Directions for this task:
Reproduce the lines of the material verbatim, starting with the first line and continuing through the line that contains "Bar bbox=[131, 50, 153, 293]", with both of those lines included.

Records provided:
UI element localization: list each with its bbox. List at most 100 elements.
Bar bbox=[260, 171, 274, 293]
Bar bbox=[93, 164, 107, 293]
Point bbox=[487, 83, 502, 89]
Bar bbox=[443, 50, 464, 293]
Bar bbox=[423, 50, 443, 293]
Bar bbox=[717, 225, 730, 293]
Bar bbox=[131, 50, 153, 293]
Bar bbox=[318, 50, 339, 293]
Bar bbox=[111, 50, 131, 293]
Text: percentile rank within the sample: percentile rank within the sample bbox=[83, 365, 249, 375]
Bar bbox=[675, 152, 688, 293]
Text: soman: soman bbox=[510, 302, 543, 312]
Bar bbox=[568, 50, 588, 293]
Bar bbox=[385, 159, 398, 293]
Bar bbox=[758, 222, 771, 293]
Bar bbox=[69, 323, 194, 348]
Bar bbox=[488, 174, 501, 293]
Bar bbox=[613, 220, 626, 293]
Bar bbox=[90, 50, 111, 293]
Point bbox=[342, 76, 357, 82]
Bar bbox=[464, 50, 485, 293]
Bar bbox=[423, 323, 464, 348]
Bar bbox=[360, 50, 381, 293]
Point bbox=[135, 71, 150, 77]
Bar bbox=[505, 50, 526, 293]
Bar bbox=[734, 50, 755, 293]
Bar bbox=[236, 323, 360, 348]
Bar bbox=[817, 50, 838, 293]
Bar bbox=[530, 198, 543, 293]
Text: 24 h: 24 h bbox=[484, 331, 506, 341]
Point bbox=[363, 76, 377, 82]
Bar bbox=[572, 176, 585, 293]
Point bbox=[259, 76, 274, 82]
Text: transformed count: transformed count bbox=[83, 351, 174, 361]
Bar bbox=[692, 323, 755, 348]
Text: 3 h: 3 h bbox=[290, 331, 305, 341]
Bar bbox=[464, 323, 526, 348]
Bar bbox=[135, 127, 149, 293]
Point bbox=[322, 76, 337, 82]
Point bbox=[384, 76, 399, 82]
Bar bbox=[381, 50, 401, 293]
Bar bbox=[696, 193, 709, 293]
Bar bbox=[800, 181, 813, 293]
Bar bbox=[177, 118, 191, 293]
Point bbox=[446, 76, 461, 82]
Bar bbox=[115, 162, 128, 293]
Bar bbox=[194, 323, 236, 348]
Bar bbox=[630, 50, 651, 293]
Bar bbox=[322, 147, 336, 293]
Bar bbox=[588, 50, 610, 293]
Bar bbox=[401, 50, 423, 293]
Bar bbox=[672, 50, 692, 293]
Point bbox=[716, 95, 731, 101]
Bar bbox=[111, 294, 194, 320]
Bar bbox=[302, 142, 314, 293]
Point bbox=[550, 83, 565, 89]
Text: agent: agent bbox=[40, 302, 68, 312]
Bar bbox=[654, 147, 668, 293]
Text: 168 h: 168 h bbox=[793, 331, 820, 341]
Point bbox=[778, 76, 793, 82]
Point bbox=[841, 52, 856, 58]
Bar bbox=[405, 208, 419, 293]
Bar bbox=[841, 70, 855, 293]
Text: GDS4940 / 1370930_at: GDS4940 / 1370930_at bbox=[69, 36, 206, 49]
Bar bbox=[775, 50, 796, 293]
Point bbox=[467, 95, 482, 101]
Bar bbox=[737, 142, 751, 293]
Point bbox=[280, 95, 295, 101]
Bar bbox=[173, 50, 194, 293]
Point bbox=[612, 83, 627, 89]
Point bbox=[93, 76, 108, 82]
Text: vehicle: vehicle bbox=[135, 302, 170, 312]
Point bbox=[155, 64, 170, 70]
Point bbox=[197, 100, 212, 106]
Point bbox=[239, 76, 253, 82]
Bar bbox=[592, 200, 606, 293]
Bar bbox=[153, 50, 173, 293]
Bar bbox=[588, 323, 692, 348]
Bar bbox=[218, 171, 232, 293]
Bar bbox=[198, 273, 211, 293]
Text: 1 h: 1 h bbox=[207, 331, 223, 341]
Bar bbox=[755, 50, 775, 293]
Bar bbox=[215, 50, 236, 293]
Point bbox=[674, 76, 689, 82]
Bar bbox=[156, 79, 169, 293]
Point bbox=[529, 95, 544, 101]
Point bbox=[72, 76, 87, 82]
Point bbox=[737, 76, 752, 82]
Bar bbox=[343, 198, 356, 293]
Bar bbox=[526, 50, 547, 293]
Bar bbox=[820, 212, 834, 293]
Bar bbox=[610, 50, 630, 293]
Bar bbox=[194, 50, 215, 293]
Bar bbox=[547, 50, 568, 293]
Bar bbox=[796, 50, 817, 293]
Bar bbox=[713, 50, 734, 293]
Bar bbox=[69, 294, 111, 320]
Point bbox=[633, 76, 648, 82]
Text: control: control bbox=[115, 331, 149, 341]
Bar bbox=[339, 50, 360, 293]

Written solution:
UI element localization: list each with its bbox. List at most 100 elements.
Bar bbox=[260, 171, 274, 293]
Bar bbox=[93, 164, 107, 293]
Point bbox=[487, 83, 502, 89]
Bar bbox=[443, 50, 464, 293]
Bar bbox=[423, 50, 443, 293]
Bar bbox=[717, 225, 730, 293]
Bar bbox=[131, 50, 153, 293]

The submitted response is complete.